Given text:

Courtesy of Institute for Human Ecology
By Renee Rasmussen
New York Times columnist Ross Douthat recently visited Catholic University on behalf of the Institute for Human Ecology to introduce his new book The Decadent Society: How We Became Victims of Our Own Success. The lecture, which took place Tuesday, February 25 in Heritage Hall, was organized as a discussion moderated by Joseph Capizzi, Executive Director for the Institute.
Douthat, an Institute for Human Ecology Media Fellow, has written on politics, religion, moral values and higher education. His newest book is a discussion of what happens when a powerful society stops advancing, and in turn how it might cause its own end.
To start off the discussion, Capizzi asked Douthat to explain decadency and how it relates to his new book. To answer this question, Douthat explained how America has become “stuck.”
“Decadency, properly understood, refers to stagnation drift and repetition at a high level of civilization development and the argument then is that this term very easily applies to America,” Douthat said.
Transitioning and getting into more depth, Capizzi then asked about the four indicators of decadency to which Douthat replied the easiest to understand is political sclerosis, which refers to an economy’s resistance to change.
“Politics is dominated by various stalemates,” Douthat said. He then explained that American government is stuck between two parties that negotiate constantly but achieve little. He then gave the example that modern presidents are lucky to pass one piece of legislation during their time in office, like Obama did with Obamacare, but then spend the rest of their careers paying for it.
“Over the last few generations it’s become a lot harder to effectively govern Western countries and effectively proform or transform build new, or undo new government programs,” Douthat said.
Douthat then said the other indicators of decadency that are harder to understand and agree with are the stagnation of economy and technology. Douthat went on to say over time America has seen a pattern of deceleration and lower growth rates, and the growth rates are achieved through a “perpetual borrowing.”
Douthat describes this as “a rich society paying itself to maintain a form of progress that its own fundamentals don’t really justify.”

Supplied material:
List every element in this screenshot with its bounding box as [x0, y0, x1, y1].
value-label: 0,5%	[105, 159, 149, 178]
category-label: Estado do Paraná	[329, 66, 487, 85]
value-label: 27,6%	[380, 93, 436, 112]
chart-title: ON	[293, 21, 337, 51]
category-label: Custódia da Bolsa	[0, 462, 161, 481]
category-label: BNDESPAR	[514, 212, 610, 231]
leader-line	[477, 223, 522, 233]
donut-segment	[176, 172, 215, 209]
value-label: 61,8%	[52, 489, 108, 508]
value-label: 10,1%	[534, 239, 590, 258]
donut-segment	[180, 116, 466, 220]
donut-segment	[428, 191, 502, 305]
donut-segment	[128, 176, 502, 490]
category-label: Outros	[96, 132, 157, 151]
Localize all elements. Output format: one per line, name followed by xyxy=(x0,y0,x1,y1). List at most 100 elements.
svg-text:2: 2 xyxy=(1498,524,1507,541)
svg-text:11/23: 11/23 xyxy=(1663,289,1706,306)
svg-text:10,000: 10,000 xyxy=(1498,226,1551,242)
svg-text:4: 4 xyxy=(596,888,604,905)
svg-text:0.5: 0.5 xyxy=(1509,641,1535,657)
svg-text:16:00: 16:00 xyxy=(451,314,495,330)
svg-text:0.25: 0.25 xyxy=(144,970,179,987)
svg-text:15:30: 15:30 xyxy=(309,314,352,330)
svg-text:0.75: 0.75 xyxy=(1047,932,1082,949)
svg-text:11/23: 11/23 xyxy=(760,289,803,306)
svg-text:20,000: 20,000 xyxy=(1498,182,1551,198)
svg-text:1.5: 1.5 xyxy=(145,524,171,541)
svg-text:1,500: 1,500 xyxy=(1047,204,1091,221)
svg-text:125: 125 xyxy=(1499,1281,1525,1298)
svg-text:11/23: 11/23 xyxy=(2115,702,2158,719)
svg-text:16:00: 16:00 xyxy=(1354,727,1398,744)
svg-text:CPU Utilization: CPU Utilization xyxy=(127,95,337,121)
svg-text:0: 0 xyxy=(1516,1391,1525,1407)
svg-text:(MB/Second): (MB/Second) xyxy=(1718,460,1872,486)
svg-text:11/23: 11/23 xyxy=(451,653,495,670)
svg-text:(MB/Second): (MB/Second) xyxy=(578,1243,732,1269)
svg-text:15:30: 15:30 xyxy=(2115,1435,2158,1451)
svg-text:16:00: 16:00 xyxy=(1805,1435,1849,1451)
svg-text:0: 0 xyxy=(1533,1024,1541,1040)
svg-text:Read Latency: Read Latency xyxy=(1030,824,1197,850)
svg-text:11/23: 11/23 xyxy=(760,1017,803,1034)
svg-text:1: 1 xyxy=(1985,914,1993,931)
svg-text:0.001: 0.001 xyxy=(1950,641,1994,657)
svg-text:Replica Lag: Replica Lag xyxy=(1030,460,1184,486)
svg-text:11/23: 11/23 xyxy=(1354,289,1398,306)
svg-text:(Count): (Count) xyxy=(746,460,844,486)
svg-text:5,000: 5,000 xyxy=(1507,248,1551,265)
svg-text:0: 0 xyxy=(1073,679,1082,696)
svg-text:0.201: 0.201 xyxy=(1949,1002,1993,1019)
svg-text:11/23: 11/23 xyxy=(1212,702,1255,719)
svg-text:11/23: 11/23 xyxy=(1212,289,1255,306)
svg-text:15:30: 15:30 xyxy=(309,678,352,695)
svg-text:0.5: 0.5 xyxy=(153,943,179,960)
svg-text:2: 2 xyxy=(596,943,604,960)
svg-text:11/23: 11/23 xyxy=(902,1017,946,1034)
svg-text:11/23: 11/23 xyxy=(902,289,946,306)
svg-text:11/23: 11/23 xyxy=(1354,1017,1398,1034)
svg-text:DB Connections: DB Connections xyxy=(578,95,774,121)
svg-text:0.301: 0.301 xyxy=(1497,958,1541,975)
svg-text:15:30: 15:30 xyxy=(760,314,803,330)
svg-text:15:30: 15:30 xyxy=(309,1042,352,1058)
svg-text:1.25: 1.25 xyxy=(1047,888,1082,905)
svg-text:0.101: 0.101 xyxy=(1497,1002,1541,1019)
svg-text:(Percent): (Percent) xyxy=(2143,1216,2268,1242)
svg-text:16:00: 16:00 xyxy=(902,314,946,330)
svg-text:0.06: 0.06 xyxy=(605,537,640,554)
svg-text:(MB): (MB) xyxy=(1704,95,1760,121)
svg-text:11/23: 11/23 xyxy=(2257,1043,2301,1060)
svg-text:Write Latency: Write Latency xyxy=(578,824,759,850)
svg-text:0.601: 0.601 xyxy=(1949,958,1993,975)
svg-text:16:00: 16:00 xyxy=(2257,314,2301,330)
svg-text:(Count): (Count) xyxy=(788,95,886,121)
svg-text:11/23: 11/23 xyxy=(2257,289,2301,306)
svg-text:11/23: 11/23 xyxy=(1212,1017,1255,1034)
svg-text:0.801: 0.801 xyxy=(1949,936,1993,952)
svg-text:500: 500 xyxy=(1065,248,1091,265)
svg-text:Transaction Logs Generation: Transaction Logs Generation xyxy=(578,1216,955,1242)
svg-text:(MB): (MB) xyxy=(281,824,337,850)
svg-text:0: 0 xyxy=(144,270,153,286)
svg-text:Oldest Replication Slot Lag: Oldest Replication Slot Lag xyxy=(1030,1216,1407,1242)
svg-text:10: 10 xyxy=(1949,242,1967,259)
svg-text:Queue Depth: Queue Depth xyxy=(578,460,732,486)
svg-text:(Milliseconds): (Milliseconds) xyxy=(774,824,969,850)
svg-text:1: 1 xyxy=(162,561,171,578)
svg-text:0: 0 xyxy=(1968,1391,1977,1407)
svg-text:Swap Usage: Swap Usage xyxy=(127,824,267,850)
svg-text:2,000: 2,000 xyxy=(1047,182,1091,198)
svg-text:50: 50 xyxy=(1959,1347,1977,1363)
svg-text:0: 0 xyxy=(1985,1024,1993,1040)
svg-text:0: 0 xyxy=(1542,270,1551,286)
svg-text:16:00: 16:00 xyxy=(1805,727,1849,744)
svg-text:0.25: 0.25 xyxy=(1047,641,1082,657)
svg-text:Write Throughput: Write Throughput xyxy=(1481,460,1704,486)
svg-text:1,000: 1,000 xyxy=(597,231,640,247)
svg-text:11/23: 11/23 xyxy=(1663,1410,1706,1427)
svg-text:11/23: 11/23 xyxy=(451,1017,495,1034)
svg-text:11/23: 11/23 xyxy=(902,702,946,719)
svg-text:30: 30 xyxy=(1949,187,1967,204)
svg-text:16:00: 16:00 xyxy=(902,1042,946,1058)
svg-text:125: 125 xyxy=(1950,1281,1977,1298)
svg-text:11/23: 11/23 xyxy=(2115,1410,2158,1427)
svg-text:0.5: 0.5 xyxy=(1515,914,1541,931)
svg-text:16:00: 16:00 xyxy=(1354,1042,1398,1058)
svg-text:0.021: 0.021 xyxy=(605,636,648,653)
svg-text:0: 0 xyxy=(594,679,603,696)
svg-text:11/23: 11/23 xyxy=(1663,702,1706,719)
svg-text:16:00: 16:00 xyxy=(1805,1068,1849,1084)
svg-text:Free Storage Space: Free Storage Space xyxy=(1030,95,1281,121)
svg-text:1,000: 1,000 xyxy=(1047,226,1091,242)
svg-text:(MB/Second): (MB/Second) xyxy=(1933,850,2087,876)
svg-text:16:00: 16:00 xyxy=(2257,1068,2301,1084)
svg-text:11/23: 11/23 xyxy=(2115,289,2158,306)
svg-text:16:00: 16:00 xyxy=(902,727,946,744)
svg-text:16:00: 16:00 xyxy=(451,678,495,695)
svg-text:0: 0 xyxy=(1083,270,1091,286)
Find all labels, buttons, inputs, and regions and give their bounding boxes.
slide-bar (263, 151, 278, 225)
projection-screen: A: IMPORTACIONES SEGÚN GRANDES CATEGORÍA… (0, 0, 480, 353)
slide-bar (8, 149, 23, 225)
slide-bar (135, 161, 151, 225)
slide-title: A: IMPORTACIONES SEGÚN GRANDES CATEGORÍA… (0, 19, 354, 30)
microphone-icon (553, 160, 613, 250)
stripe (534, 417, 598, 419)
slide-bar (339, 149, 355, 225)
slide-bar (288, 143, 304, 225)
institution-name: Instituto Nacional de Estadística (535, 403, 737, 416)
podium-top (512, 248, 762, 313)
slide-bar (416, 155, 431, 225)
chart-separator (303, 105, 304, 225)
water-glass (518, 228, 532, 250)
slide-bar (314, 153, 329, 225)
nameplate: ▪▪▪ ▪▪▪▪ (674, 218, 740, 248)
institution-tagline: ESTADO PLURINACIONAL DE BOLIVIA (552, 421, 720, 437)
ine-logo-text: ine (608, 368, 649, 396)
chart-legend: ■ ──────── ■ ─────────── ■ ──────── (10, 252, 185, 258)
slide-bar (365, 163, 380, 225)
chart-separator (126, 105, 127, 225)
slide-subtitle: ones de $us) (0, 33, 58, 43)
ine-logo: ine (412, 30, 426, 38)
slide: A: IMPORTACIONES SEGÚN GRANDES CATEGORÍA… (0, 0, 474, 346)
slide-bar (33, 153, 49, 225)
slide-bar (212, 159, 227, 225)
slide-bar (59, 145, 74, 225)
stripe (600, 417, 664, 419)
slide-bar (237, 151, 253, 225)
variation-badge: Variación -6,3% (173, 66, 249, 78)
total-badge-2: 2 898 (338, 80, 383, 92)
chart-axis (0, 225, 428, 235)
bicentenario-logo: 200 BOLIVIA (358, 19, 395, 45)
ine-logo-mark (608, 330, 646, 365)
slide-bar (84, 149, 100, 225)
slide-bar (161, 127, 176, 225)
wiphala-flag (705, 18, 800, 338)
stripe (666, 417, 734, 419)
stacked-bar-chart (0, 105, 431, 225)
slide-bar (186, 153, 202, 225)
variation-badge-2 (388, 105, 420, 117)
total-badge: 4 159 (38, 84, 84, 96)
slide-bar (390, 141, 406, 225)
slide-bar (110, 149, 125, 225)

Task to carry out: Repeat the article on Ross Douthat's lecture in full, word for word. The lines above bear no relation to the article on Ross Douthat's lecture.

Answer to the problem:
Courtesy of Institute for Human Ecology
By Renee Rasmussen
New York Times columnist Ross Douthat recently visited Catholic University on behalf of the Institute for Human Ecology to introduce his new book The Decadent Society: How We Became Victims of Our Own Success. The lecture, which took place Tuesday, February 25 in Heritage Hall, was organized as a discussion moderated by Joseph Capizzi, Executive Director for the Institute.
Douthat, an Institute for Human Ecology Media Fellow, has written on politics, religion, moral values and higher education. His newest book is a discussion of what happens when a powerful society stops advancing, and in turn how it might cause its own end.
To start off the discussion, Capizzi asked Douthat to explain decadency and how it relates to his new book. To answer this question, Douthat explained how America has become “stuck.”
“Decadency, properly understood, refers to stagnation drift and repetition at a high level of civilization development and the argument then is that this term very easily applies to America,” Douthat said.
Transitioning and getting into more depth, Capizzi then asked about the four indicators of decadency to which Douthat replied the easiest to understand is political sclerosis, which refers to an economy’s resistance to change.
“Politics is dominated by various stalemates,” Douthat said. He then explained that American government is stuck between two parties that negotiate constantly but achieve little. He then gave the example that modern presidents are lucky to pass one piece of legislation during their time in office, like Obama did with Obamacare, but then spend the rest of their careers paying for it.
“Over the last few generations it’s become a lot harder to effectively govern Western countries and effectively proform or transform build new, or undo new government programs,” Douthat said.
Douthat then said the other indicators of decadency that are harder to understand and agree with are the stagnation of economy and technology. Douthat went on to say over time America has seen a pattern of deceleration and lower growth rates, and the growth rates are achieved through a “perpetual borrowing.”
Douthat describes this as “a rich society paying itself to maintain a form of progress that its own fundamentals don’t really justify.”